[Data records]
········

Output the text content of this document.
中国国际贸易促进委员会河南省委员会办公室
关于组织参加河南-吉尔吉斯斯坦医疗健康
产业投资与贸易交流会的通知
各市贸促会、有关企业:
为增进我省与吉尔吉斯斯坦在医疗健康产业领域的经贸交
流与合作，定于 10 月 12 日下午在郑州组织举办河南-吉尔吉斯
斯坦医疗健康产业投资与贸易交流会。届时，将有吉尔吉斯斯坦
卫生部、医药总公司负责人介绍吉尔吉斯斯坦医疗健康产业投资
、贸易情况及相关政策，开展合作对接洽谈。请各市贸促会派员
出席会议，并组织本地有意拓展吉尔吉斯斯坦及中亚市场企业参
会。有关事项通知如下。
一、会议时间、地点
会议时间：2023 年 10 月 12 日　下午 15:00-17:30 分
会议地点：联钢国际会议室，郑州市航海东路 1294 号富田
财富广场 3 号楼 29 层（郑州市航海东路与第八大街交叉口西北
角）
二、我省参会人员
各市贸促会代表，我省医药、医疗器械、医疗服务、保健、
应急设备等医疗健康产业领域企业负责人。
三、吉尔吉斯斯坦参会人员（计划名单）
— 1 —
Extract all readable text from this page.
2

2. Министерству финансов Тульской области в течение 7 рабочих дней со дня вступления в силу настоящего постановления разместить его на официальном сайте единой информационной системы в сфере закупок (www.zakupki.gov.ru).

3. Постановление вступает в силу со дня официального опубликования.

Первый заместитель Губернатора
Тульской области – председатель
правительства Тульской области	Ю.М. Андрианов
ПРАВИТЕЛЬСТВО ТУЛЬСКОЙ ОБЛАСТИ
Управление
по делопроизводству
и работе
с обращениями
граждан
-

········

## TASK PROMPT
Reproduce the material above without altering a single character.

## OUTPUT BELOW
Output the text content of this document.
中国国际贸易促进委员会河南省委员会办公室
关于组织参加河南-吉尔吉斯斯坦医疗健康
产业投资与贸易交流会的通知
各市贸促会、有关企业:
为增进我省与吉尔吉斯斯坦在医疗健康产业领域的经贸交
流与合作，定于 10 月 12 日下午在郑州组织举办河南-吉尔吉斯
斯坦医疗健康产业投资与贸易交流会。届时，将有吉尔吉斯斯坦
卫生部、医药总公司负责人介绍吉尔吉斯斯坦医疗健康产业投资
、贸易情况及相关政策，开展合作对接洽谈。请各市贸促会派员
出席会议，并组织本地有意拓展吉尔吉斯斯坦及中亚市场企业参
会。有关事项通知如下。
一、会议时间、地点
会议时间：2023 年 10 月 12 日　下午 15:00-17:30 分
会议地点：联钢国际会议室，郑州市航海东路 1294 号富田
财富广场 3 号楼 29 层（郑州市航海东路与第八大街交叉口西北
角）
二、我省参会人员
各市贸促会代表，我省医药、医疗器械、医疗服务、保健、
应急设备等医疗健康产业领域企业负责人。
三、吉尔吉斯斯坦参会人员（计划名单）
— 1 —
Extract all readable text from this page.
2

2. Министерству финансов Тульской области в течение 7 рабочих дней со дня вступления в силу настоящего постановления разместить его на официальном сайте единой информационной системы в сфере закупок (www.zakupki.gov.ru).

3. Постановление вступает в силу со дня официального опубликования.

Первый заместитель Губернатора
Тульской области – председатель
правительства Тульской области	Ю.М. Андрианов
ПРАВИТЕЛЬСТВО ТУЛЬСКОЙ ОБЛАСТИ
Управление
по делопроизводству
и работе
с обращениями
граждан
-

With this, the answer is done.